++++ THE DATA

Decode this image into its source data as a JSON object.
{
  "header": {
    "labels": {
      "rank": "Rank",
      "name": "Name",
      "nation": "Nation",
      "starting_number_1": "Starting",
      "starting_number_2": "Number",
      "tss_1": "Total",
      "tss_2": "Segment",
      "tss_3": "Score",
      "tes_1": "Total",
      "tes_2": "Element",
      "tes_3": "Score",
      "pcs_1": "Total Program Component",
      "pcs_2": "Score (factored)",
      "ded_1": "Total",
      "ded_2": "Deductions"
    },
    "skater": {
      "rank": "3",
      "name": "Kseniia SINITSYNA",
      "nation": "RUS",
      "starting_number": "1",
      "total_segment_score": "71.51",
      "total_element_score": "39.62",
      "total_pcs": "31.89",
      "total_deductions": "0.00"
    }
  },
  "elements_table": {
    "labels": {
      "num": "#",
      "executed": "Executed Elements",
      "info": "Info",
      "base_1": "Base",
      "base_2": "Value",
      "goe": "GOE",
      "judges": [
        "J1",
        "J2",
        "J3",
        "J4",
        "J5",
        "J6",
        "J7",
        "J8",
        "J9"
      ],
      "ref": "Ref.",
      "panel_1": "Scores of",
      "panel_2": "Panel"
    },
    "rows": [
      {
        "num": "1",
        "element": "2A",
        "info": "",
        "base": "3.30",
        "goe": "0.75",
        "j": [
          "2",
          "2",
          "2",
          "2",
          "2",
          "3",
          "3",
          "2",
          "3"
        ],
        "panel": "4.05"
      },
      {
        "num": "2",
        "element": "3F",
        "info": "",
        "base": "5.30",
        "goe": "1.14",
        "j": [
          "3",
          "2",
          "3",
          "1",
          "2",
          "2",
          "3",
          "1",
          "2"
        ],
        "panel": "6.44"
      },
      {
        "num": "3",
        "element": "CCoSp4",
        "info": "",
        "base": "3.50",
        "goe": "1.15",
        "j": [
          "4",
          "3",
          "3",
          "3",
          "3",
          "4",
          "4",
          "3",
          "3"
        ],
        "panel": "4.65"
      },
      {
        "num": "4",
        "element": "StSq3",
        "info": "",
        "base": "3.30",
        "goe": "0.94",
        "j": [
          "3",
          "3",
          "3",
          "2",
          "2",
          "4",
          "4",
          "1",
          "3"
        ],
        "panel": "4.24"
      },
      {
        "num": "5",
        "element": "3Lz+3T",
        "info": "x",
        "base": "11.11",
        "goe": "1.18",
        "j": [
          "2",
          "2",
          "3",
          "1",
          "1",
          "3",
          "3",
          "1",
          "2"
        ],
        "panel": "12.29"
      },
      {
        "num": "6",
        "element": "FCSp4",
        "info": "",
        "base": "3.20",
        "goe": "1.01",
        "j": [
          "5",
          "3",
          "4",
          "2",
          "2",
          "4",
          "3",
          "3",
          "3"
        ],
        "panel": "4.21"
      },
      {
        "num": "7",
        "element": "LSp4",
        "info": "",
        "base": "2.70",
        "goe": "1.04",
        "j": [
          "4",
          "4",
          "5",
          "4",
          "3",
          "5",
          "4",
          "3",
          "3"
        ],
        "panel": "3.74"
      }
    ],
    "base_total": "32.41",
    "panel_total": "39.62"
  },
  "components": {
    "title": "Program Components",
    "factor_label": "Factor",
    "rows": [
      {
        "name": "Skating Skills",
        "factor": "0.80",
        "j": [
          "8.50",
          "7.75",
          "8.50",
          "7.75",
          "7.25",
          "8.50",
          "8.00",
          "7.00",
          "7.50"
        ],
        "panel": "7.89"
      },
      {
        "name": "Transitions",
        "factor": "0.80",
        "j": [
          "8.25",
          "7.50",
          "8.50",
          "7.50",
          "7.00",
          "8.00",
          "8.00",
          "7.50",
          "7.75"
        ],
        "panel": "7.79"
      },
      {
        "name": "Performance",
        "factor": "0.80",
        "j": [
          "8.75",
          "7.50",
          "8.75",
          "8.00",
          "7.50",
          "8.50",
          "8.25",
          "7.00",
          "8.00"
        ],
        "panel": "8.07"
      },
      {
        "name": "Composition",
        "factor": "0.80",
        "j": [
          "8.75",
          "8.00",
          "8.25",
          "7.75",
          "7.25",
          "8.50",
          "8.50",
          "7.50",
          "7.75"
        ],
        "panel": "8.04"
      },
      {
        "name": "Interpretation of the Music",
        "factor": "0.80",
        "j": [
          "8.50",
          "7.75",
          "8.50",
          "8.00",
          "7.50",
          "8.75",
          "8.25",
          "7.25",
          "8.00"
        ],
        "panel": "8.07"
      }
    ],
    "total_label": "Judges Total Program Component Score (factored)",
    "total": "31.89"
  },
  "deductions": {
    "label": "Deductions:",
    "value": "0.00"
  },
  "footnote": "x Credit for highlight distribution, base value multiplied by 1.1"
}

++++++++

-- TASK INSTRUCTIONS --
Take the listing above and set it down exactly.

-- EXERCISE ANSWER --
Decode this image into its source data as a JSON object.
{
  "header": {
    "labels": {
      "rank": "Rank",
      "name": "Name",
      "nation": "Nation",
      "starting_number_1": "Starting",
      "starting_number_2": "Number",
      "tss_1": "Total",
      "tss_2": "Segment",
      "tss_3": "Score",
      "tes_1": "Total",
      "tes_2": "Element",
      "tes_3": "Score",
      "pcs_1": "Total Program Component",
      "pcs_2": "Score (factored)",
      "ded_1": "Total",
      "ded_2": "Deductions"
    },
    "skater": {
      "rank": "3",
      "name": "Kseniia SINITSYNA",
      "nation": "RUS",
      "starting_number": "1",
      "total_segment_score": "71.51",
      "total_element_score": "39.62",
      "total_pcs": "31.89",
      "total_deductions": "0.00"
    }
  },
  "elements_table": {
    "labels": {
      "num": "#",
      "executed": "Executed Elements",
      "info": "Info",
      "base_1": "Base",
      "base_2": "Value",
      "goe": "GOE",
      "judges": [
        "J1",
        "J2",
        "J3",
        "J4",
        "J5",
        "J6",
        "J7",
        "J8",
        "J9"
      ],
      "ref": "Ref.",
      "panel_1": "Scores of",
      "panel_2": "Panel"
    },
    "rows": [
      {
        "num": "1",
        "element": "2A",
        "info": "",
        "base": "3.30",
        "goe": "0.75",
        "j": [
          "2",
          "2",
          "2",
          "2",
          "2",
          "3",
          "3",
          "2",
          "3"
        ],
        "panel": "4.05"
      },
      {
        "num": "2",
        "element": "3F",
        "info": "",
        "base": "5.30",
        "goe": "1.14",
        "j": [
          "3",
          "2",
          "3",
          "1",
          "2",
          "2",
          "3",
          "1",
          "2"
        ],
        "panel": "6.44"
      },
      {
        "num": "3",
        "element": "CCoSp4",
        "info": "",
        "base": "3.50",
        "goe": "1.15",
        "j": [
          "4",
          "3",
          "3",
          "3",
          "3",
          "4",
          "4",
          "3",
          "3"
        ],
        "panel": "4.65"
      },
      {
        "num": "4",
        "element": "StSq3",
        "info": "",
        "base": "3.30",
        "goe": "0.94",
        "j": [
          "3",
          "3",
          "3",
          "2",
          "2",
          "4",
          "4",
          "1",
          "3"
        ],
        "panel": "4.24"
      },
      {
        "num": "5",
        "element": "3Lz+3T",
        "info": "x",
        "base": "11.11",
        "goe": "1.18",
        "j": [
          "2",
          "2",
          "3",
          "1",
          "1",
          "3",
          "3",
          "1",
          "2"
        ],
        "panel": "12.29"
      },
      {
        "num": "6",
        "element": "FCSp4",
        "info": "",
        "base": "3.20",
        "goe": "1.01",
        "j": [
          "5",
          "3",
          "4",
          "2",
          "2",
          "4",
          "3",
          "3",
          "3"
        ],
        "panel": "4.21"
      },
      {
        "num": "7",
        "element": "LSp4",
        "info": "",
        "base": "2.70",
        "goe": "1.04",
        "j": [
          "4",
          "4",
          "5",
          "4",
          "3",
          "5",
          "4",
          "3",
          "3"
        ],
        "panel": "3.74"
      }
    ],
    "base_total": "32.41",
    "panel_total": "39.62"
  },
  "components": {
    "title": "Program Components",
    "factor_label": "Factor",
    "rows": [
      {
        "name": "Skating Skills",
        "factor": "0.80",
        "j": [
          "8.50",
          "7.75",
          "8.50",
          "7.75",
          "7.25",
          "8.50",
          "8.00",
          "7.00",
          "7.50"
        ],
        "panel": "7.89"
      },
      {
        "name": "Transitions",
        "factor": "0.80",
        "j": [
          "8.25",
          "7.50",
          "8.50",
          "7.50",
          "7.00",
          "8.00",
          "8.00",
          "7.50",
          "7.75"
        ],
        "panel": "7.79"
      },
      {
        "name": "Performance",
        "factor": "0.80",
        "j": [
          "8.75",
          "7.50",
          "8.75",
          "8.00",
          "7.50",
          "8.50",
          "8.25",
          "7.00",
          "8.00"
        ],
        "panel": "8.07"
      },
      {
        "name": "Composition",
        "factor": "0.80",
        "j": [
          "8.75",
          "8.00",
          "8.25",
          "7.75",
          "7.25",
          "8.50",
          "8.50",
          "7.50",
          "7.75"
        ],
        "panel": "8.04"
      },
      {
        "name": "Interpretation of the Music",
        "factor": "0.80",
        "j": [
          "8.50",
          "7.75",
          "8.50",
          "8.00",
          "7.50",
          "8.75",
          "8.25",
          "7.25",
          "8.00"
        ],
        "panel": "8.07"
      }
    ],
    "total_label": "Judges Total Program Component Score (factored)",
    "total": "31.89"
  },
  "deductions": {
    "label": "Deductions:",
    "value": "0.00"
  },
  "footnote": "x Credit for highlight distribution, base value multiplied by 1.1"
}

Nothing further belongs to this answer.